Find every line in the records below that holds the word "JSON", and copy each one.

::::::::

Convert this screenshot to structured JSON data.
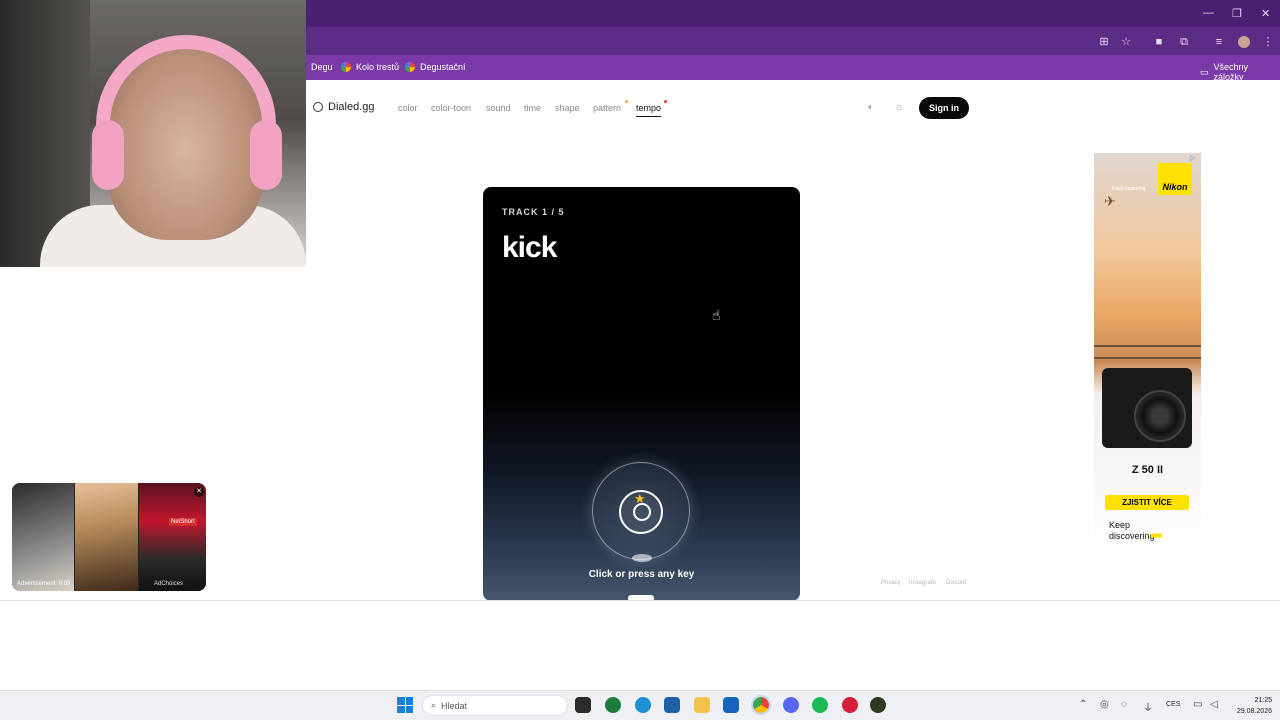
{
  "browser": {
    "bookmarks": [
      "Degu",
      "Kolo trestů",
      "Degustační"
    ],
    "all_bookmarks": "Všechny záložky",
    "window_controls": [
      "minimize-icon",
      "restore-icon",
      "close-icon"
    ]
  },
  "site": {
    "logo": "Dialed.gg",
    "nav": [
      "color",
      "color-toon",
      "sound",
      "time",
      "shape",
      "pattern",
      "tempo"
    ],
    "active_nav": "tempo",
    "signin": "Sign in"
  },
  "game": {
    "track_label": "TRACK 1 / 5",
    "word": "kick",
    "hint": "Click or press any key"
  },
  "footer": {
    "links": [
      "Privacy",
      "Instagram",
      "Discord"
    ]
  },
  "nikon_ad": {
    "brand": "Nikon",
    "tagline_small": "Keep exploring",
    "model": "Z 50 II",
    "cta": "ZJISTIT VÍCE",
    "tagline_line1": "Keep",
    "tagline_line2": "discovering",
    "accent": "#ffe100"
  },
  "video_ad": {
    "brand": "NetShort",
    "label": "Advertisement: 0:09",
    "choices": "AdChoices"
  },
  "taskbar": {
    "search_placeholder": "Hledat",
    "language": "CES",
    "time": "21:25",
    "date": "29.08.2026"
  },
  "colors": {
    "chrome_purple": "#4b1f72",
    "bookmark_bar": "#7a3ba8",
    "card_bg": "#000000",
    "signin_bg": "#0a0a0a"
  }
}
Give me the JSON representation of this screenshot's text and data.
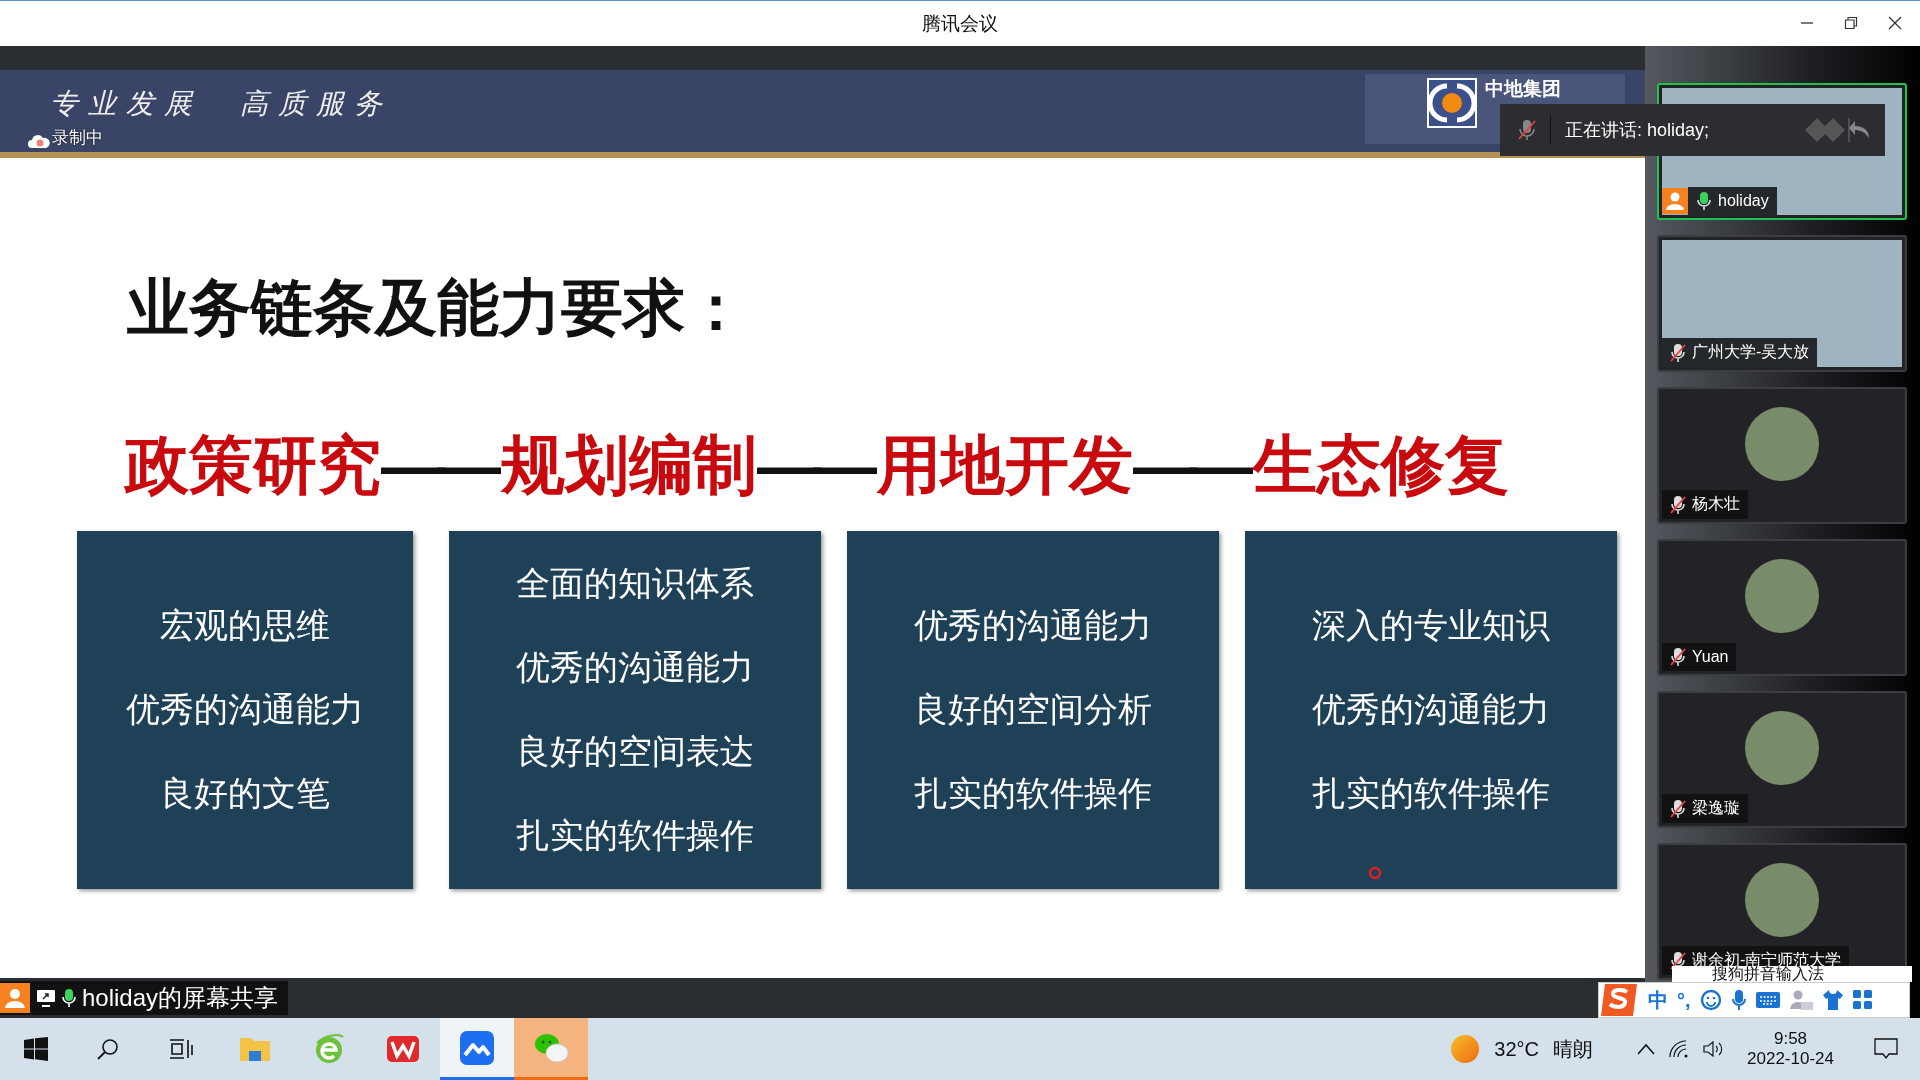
{
  "window": {
    "title": "腾讯会议"
  },
  "slide": {
    "banner_slogan": "专业发展　高质服务",
    "recording_label": "录制中",
    "logo_text": "中地集团",
    "title": "业务链条及能力要求：",
    "chain": [
      {
        "label": "政策研究",
        "skills": [
          "宏观的思维",
          "优秀的沟通能力",
          "良好的文笔"
        ]
      },
      {
        "label": "规划编制",
        "skills": [
          "全面的知识体系",
          "优秀的沟通能力",
          "良好的空间表达",
          "扎实的软件操作"
        ]
      },
      {
        "label": "用地开发",
        "skills": [
          "优秀的沟通能力",
          "良好的空间分析",
          "扎实的软件操作"
        ]
      },
      {
        "label": "生态修复",
        "skills": [
          "深入的专业知识",
          "优秀的沟通能力",
          "扎实的软件操作"
        ]
      }
    ],
    "chain_separator": "——"
  },
  "speaking_tip": {
    "text": "正在讲话: holiday;"
  },
  "participants": [
    {
      "name": "holiday",
      "kind": "video",
      "muted": false,
      "selected": true,
      "host": true
    },
    {
      "name": "广州大学-吴大放",
      "kind": "video",
      "muted": true,
      "selected": false,
      "host": false
    },
    {
      "name": "杨木壮",
      "kind": "avatar",
      "muted": true,
      "selected": false,
      "host": false
    },
    {
      "name": "Yuan",
      "kind": "avatar",
      "muted": true,
      "selected": false,
      "host": false
    },
    {
      "name": "梁逸璇",
      "kind": "avatar",
      "muted": true,
      "selected": false,
      "host": false
    },
    {
      "name": "谢余初-南宁师范大学",
      "kind": "avatar",
      "muted": true,
      "selected": false,
      "host": false
    }
  ],
  "share_bar": {
    "label": "holiday的屏幕共享"
  },
  "ime": {
    "window_title": "搜狗拼音输入法",
    "mode": "中",
    "punct": "°,"
  },
  "taskbar": {
    "weather_temp": "32°C",
    "weather_text": "晴朗",
    "time": "9:58",
    "date": "2022-10-24",
    "apps": [
      {
        "kind": "explorer",
        "selected": false
      },
      {
        "kind": "browser",
        "selected": false
      },
      {
        "kind": "office",
        "selected": false
      },
      {
        "kind": "meeting",
        "selected": true
      },
      {
        "kind": "chat",
        "selected": false
      }
    ]
  }
}
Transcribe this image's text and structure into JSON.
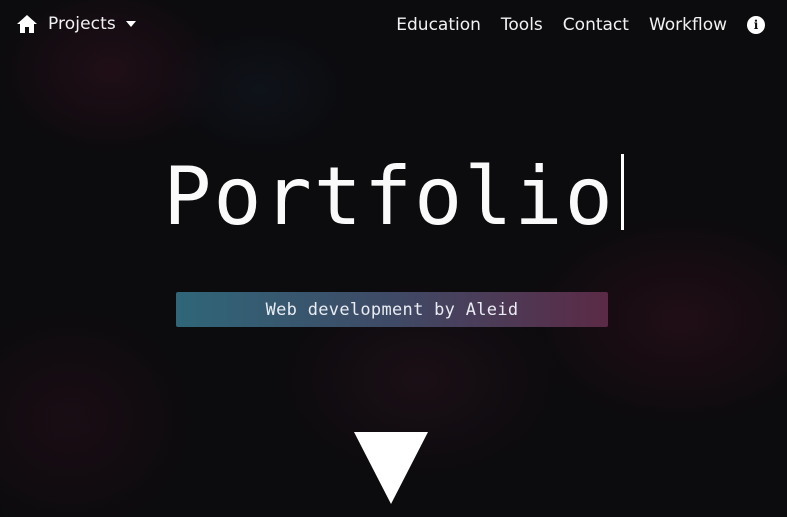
{
  "navbar": {
    "home_icon": "home-icon",
    "projects_label": "Projects",
    "projects_caret_icon": "caret-down-icon",
    "links": [
      {
        "label": "Education"
      },
      {
        "label": "Tools"
      },
      {
        "label": "Contact"
      },
      {
        "label": "Workflow"
      }
    ],
    "info_icon": "info-icon",
    "info_glyph": "i"
  },
  "hero": {
    "title": "Portfolio",
    "subtitle": "Web development by Aleid",
    "scroll_icon": "down-triangle-icon"
  },
  "colors": {
    "background": "#0c0b0e",
    "text": "#ffffff",
    "subtitle_gradient_start": "#2f6678",
    "subtitle_gradient_end": "#5b2a46"
  }
}
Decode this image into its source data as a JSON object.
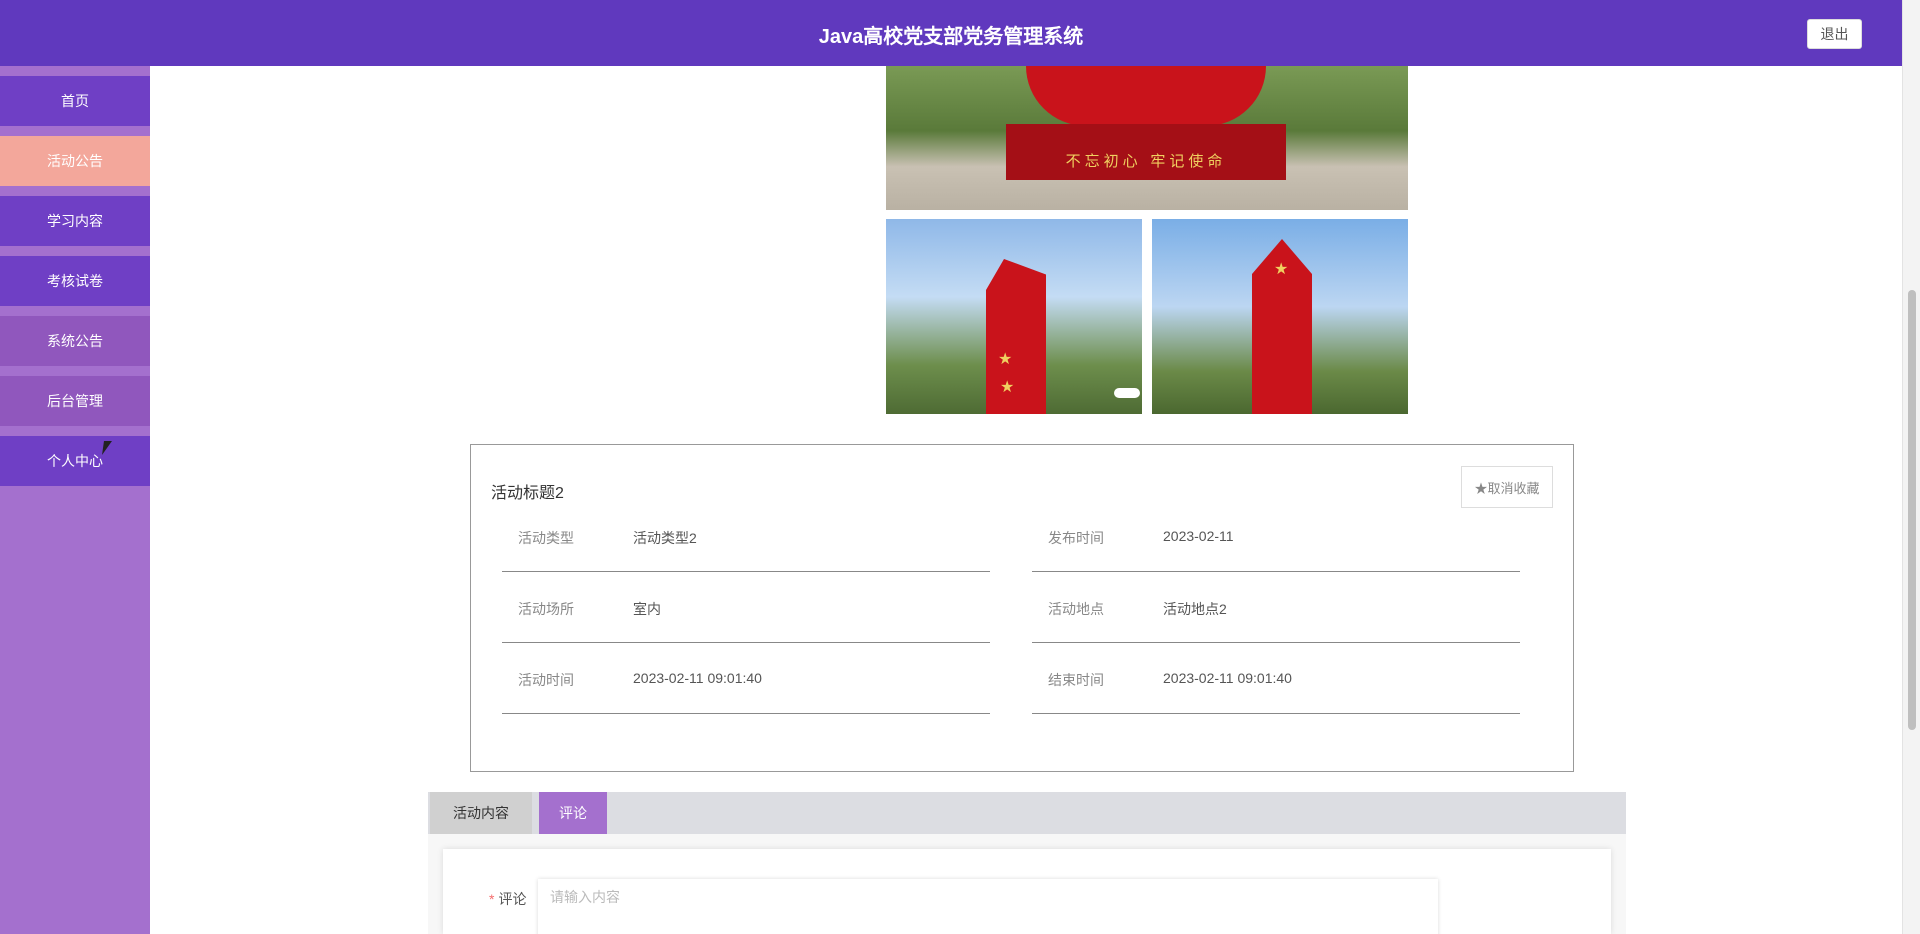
{
  "header": {
    "title": "Java高校党支部党务管理系统",
    "logout_label": "退出",
    "color": "#6039BE"
  },
  "sidebar": {
    "color": "#A470CE",
    "items": [
      {
        "label": "首页",
        "color": "#6F3FC5"
      },
      {
        "label": "活动公告",
        "color": "#F3A79B",
        "active": true
      },
      {
        "label": "学习内容",
        "color": "#6F3FC5"
      },
      {
        "label": "考核试卷",
        "color": "#6F3FC5"
      },
      {
        "label": "系统公告",
        "color": "#9057BD"
      },
      {
        "label": "后台管理",
        "color": "#9057BD"
      },
      {
        "label": "个人中心",
        "color": "#6F3FC5"
      }
    ]
  },
  "carousel": {
    "slogan": "不忘初心 牢记使命"
  },
  "detail": {
    "title": "活动标题2",
    "favorite_label": "取消收藏",
    "fields": [
      {
        "label": "活动类型",
        "value": "活动类型2"
      },
      {
        "label": "发布时间",
        "value": "2023-02-11"
      },
      {
        "label": "活动场所",
        "value": "室内"
      },
      {
        "label": "活动地点",
        "value": "活动地点2"
      },
      {
        "label": "活动时间",
        "value": "2023-02-11 09:01:40"
      },
      {
        "label": "结束时间",
        "value": "2023-02-11 09:01:40"
      }
    ]
  },
  "tabs": [
    {
      "label": "活动内容",
      "active": false
    },
    {
      "label": "评论",
      "active": true
    }
  ],
  "comment": {
    "label": "评论",
    "required_mark": "*",
    "placeholder": "请输入内容"
  }
}
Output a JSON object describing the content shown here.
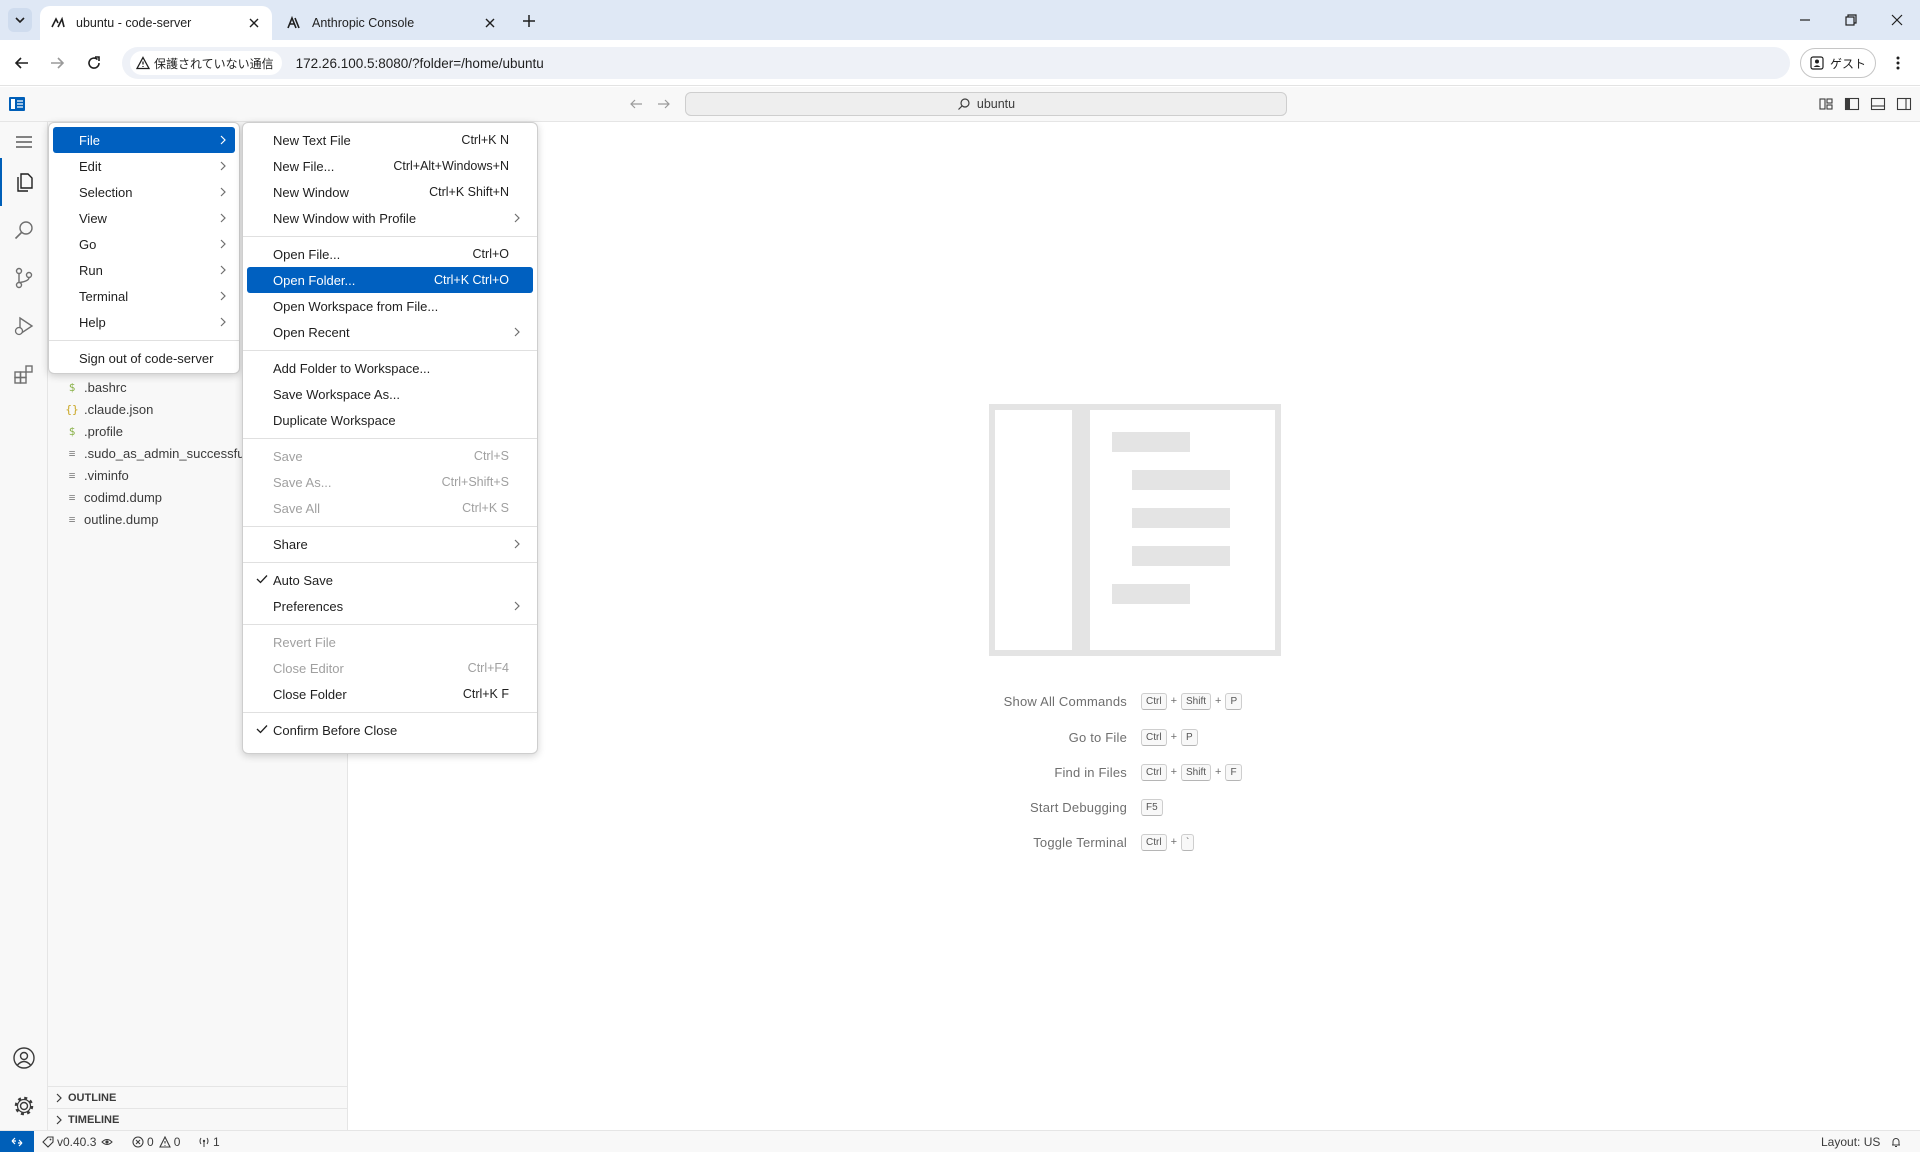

::::::::

[SOLUTION FOR THIS TASK]
Convert this screenshot to structured JSON data.
Give me the JSON representation of this screenshot's text and data.
Transcribe this image's text and structure into JSON.
Decode this image into its source data as a JSON object.
Output a JSON object describing the content shown here.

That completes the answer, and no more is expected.